DIRECTION: Filter the records below and copy every line containing the word "angle".

SUPPLIED RECORDS:
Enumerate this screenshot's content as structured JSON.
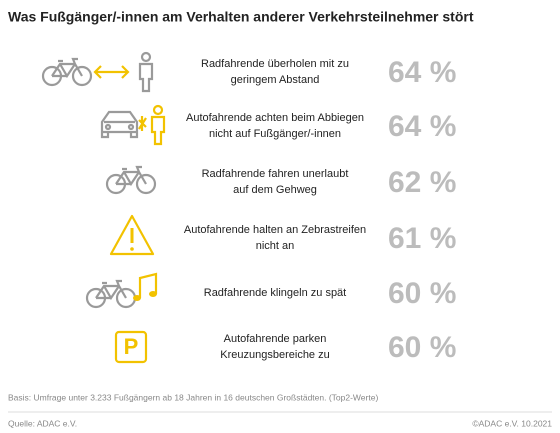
{
  "title": "Was Fußgänger/-innen am Verhalten anderer Verkehrsteilnehmer stört",
  "items": [
    {
      "label": [
        "Radfahrende überholen mit zu",
        "geringem Abstand"
      ],
      "value": "64 %"
    },
    {
      "label": [
        "Autofahrende achten beim Abbiegen",
        "nicht auf Fußgänger/-innen"
      ],
      "value": "64 %"
    },
    {
      "label": [
        "Radfahrende fahren unerlaubt",
        "auf dem Gehweg"
      ],
      "value": "62 %"
    },
    {
      "label": [
        "Autofahrende halten an Zebrastreifen",
        "nicht an"
      ],
      "value": "61 %"
    },
    {
      "label": [
        "Radfahrende klingeln zu spät"
      ],
      "value": "60 %"
    },
    {
      "label": [
        "Autofahrende parken",
        "Kreuzungsbereiche zu"
      ],
      "value": "60 %"
    }
  ],
  "footnote": "Basis: Umfrage unter 3.233 Fußgängern ab 18 Jahren in 16 deutschen Großstädten. (Top2-Werte)",
  "source": "Quelle: ADAC e.V.",
  "credit": "©ADAC e.V.  10.2021"
}
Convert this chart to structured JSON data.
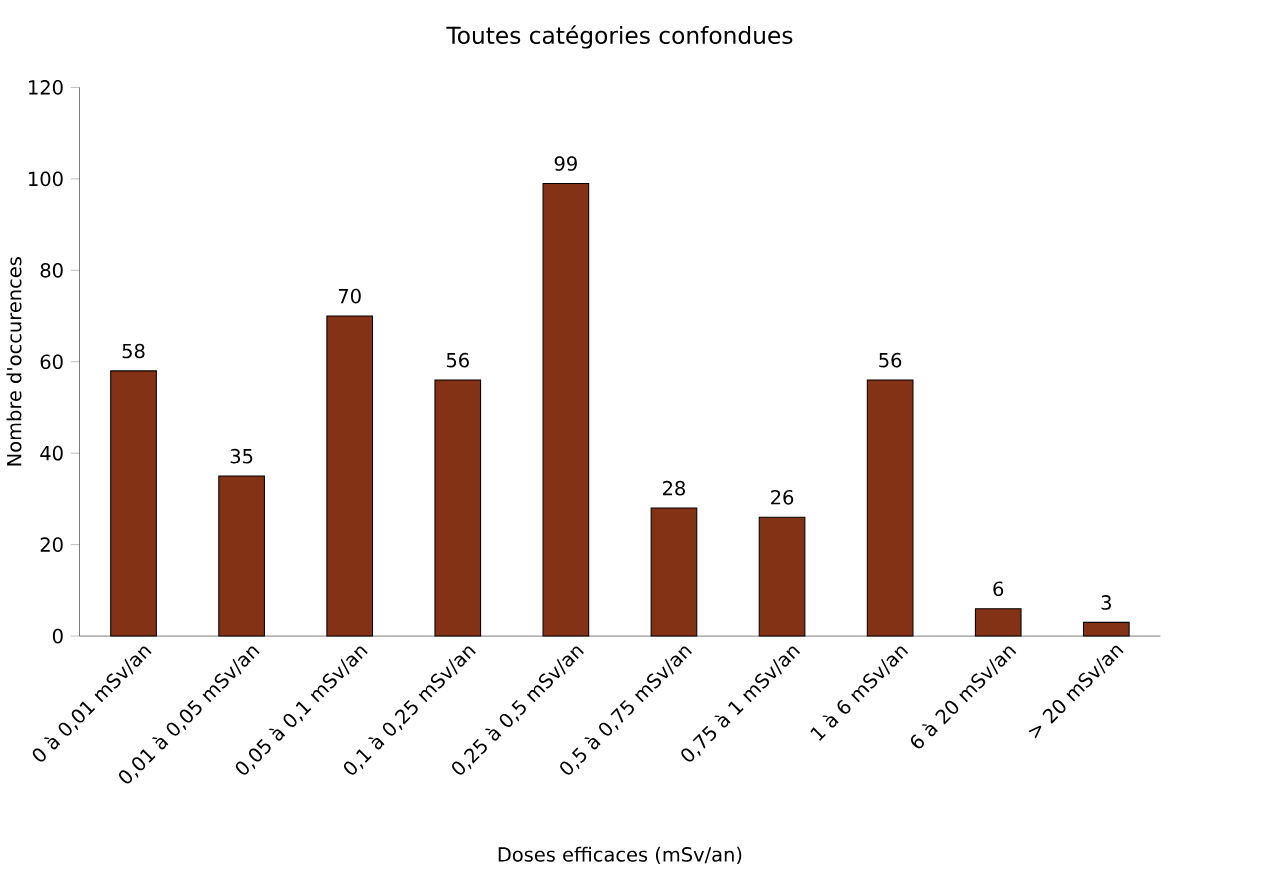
{
  "chart_data": {
    "type": "bar",
    "title": "Toutes catégories confondues",
    "xlabel": "Doses efficaces (mSv/an)",
    "ylabel": "Nombre d'occurences",
    "categories": [
      "0 à 0,01 mSv/an",
      "0,01 à 0,05 mSv/an",
      "0,05 à 0,1 mSv/an",
      "0,1 à 0,25 mSv/an",
      "0,25 à 0,5 mSv/an",
      "0,5 à 0,75 mSv/an",
      "0,75 à 1 mSv/an",
      "1 à 6 mSv/an",
      "6 à 20 mSv/an",
      "> 20 mSv/an"
    ],
    "values": [
      58,
      35,
      70,
      56,
      99,
      28,
      26,
      56,
      6,
      3
    ],
    "color": "#843215",
    "ylim": [
      0,
      120
    ],
    "yticks": [
      0,
      20,
      40,
      60,
      80,
      100,
      120
    ],
    "data_labels": true
  }
}
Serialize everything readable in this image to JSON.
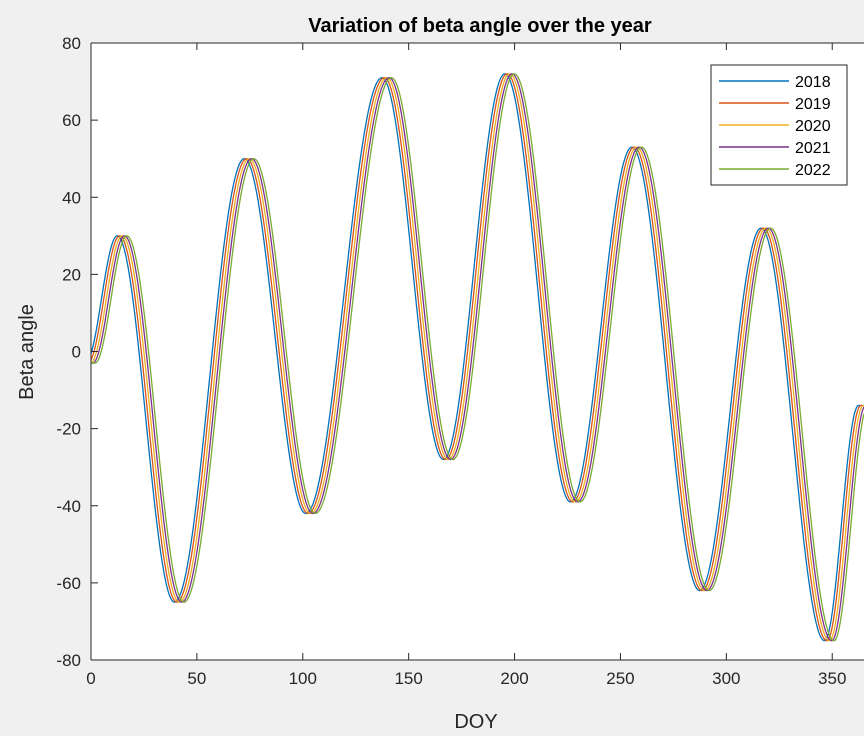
{
  "chart_data": {
    "type": "line",
    "title": "Variation of beta angle over the year",
    "xlabel": "DOY",
    "ylabel": "Beta angle",
    "xlim": [
      0,
      365
    ],
    "ylim": [
      -80,
      80
    ],
    "xticks": [
      0,
      50,
      100,
      150,
      200,
      250,
      300,
      350
    ],
    "yticks": [
      -80,
      -60,
      -40,
      -20,
      0,
      20,
      40,
      60,
      80
    ],
    "grid": false,
    "legend_position": "top-right",
    "colors": {
      "2018": "#0072BD",
      "2019": "#D95319",
      "2020": "#EDB120",
      "2021": "#7E2F8E",
      "2022": "#77AC30"
    },
    "extrema_doy": [
      0,
      15,
      42,
      75,
      104,
      140,
      169,
      198,
      229,
      258,
      290,
      319,
      349,
      365
    ],
    "extrema_beta": [
      -3,
      30,
      -65,
      50,
      -42,
      71,
      -28,
      72,
      -39,
      53,
      -62,
      32,
      -75,
      -14
    ],
    "series": [
      {
        "name": "2018",
        "doy_offset": 2.6
      },
      {
        "name": "2019",
        "doy_offset": 1.5
      },
      {
        "name": "2020",
        "doy_offset": 0.3
      },
      {
        "name": "2021",
        "doy_offset": -0.8
      },
      {
        "name": "2022",
        "doy_offset": -1.9
      }
    ]
  }
}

TASK SOLUTION:
    "title": "Variation of beta angle over the year",
    "ylabel": "Beta angle",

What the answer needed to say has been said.